Only lines with the string "Kirjallinen" matter here; gather them from the material below.

Data entries
════

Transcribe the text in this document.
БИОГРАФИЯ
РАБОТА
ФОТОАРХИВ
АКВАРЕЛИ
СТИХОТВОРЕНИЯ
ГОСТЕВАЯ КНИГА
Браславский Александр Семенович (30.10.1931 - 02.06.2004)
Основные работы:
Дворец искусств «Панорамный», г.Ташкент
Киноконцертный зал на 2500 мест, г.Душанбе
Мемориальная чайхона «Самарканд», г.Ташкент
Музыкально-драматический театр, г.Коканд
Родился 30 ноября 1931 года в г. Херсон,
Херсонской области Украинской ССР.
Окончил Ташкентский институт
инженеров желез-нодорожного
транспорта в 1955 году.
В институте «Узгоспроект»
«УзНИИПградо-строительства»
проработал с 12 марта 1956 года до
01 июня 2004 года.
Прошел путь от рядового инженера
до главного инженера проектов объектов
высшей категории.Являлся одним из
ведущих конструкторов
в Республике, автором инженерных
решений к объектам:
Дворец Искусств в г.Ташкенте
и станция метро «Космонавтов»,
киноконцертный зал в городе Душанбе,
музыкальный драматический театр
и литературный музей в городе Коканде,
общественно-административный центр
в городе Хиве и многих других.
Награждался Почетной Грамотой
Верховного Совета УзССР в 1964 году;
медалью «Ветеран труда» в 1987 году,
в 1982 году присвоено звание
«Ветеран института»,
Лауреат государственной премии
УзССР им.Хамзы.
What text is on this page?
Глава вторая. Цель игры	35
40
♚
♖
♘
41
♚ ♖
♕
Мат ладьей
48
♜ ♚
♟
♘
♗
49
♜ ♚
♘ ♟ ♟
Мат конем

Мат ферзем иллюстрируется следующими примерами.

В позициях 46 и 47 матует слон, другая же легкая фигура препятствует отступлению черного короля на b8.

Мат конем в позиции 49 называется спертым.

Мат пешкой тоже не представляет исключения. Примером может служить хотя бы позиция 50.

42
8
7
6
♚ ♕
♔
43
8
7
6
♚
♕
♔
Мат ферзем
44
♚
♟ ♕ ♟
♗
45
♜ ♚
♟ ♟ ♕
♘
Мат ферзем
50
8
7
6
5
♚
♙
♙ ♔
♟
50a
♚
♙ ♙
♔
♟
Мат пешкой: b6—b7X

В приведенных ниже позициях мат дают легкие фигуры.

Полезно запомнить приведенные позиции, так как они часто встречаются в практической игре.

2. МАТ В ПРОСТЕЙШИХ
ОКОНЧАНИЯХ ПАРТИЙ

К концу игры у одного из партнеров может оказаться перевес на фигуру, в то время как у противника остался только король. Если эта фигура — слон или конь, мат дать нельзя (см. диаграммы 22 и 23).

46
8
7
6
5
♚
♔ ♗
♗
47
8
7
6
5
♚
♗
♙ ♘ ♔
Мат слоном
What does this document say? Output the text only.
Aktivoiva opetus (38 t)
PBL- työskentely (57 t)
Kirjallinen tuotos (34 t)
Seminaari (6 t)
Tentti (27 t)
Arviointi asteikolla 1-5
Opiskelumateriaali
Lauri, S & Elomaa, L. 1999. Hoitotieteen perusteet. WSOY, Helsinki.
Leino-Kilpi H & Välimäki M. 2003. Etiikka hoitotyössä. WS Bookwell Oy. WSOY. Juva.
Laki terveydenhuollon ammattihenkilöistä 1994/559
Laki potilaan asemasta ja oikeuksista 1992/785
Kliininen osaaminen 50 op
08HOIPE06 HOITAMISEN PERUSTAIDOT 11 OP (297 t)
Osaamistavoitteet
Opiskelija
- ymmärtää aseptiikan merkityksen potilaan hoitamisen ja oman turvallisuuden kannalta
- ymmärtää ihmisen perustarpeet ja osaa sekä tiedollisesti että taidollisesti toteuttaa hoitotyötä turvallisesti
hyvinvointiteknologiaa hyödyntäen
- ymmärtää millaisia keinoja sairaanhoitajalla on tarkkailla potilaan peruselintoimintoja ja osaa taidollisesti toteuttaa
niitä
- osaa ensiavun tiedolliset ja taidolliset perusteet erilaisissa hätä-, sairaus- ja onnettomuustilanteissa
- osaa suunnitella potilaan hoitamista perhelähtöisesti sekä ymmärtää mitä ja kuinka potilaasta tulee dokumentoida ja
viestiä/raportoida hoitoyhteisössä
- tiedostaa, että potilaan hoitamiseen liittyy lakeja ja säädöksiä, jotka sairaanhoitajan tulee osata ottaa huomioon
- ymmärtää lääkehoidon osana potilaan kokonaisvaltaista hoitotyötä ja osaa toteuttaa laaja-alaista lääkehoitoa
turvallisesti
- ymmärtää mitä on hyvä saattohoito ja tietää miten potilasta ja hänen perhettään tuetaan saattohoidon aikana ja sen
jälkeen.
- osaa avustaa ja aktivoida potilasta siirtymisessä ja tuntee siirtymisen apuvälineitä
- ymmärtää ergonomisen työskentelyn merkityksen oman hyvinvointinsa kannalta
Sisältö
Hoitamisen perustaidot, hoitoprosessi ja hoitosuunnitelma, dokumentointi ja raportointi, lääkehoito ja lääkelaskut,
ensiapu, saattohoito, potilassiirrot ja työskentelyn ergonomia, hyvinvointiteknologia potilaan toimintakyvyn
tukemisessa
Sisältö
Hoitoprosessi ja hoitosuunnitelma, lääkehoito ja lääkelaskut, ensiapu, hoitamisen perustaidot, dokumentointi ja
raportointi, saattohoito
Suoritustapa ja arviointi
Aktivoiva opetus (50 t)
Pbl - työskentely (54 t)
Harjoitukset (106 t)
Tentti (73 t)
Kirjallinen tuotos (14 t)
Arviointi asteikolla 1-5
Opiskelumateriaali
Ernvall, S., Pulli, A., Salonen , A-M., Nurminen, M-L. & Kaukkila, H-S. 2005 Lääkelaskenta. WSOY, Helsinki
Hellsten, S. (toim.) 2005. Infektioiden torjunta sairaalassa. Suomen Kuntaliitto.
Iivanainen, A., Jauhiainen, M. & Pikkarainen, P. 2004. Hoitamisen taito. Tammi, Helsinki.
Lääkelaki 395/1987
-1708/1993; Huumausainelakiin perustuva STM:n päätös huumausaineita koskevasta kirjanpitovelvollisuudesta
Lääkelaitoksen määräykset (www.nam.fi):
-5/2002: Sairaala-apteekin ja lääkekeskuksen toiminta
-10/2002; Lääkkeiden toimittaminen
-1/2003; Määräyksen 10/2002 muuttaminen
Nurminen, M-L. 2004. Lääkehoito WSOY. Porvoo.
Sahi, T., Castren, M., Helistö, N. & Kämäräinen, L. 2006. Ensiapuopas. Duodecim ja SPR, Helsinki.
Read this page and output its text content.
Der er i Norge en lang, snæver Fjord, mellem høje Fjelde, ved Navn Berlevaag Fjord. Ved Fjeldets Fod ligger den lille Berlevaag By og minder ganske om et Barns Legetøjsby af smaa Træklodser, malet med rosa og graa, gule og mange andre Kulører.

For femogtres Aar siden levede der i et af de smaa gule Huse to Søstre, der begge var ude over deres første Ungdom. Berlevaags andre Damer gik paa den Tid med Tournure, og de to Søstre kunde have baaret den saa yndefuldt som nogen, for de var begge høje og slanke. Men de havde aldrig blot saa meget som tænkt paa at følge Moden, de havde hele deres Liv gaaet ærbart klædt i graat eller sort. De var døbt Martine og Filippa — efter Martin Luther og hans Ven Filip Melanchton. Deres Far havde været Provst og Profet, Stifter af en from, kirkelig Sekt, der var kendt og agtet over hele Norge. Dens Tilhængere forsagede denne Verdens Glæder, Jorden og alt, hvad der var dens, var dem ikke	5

════

» WORKED SOLUTION
Kirjallinen tuotos (34 t)
Kirjallinen tuotos (14 t)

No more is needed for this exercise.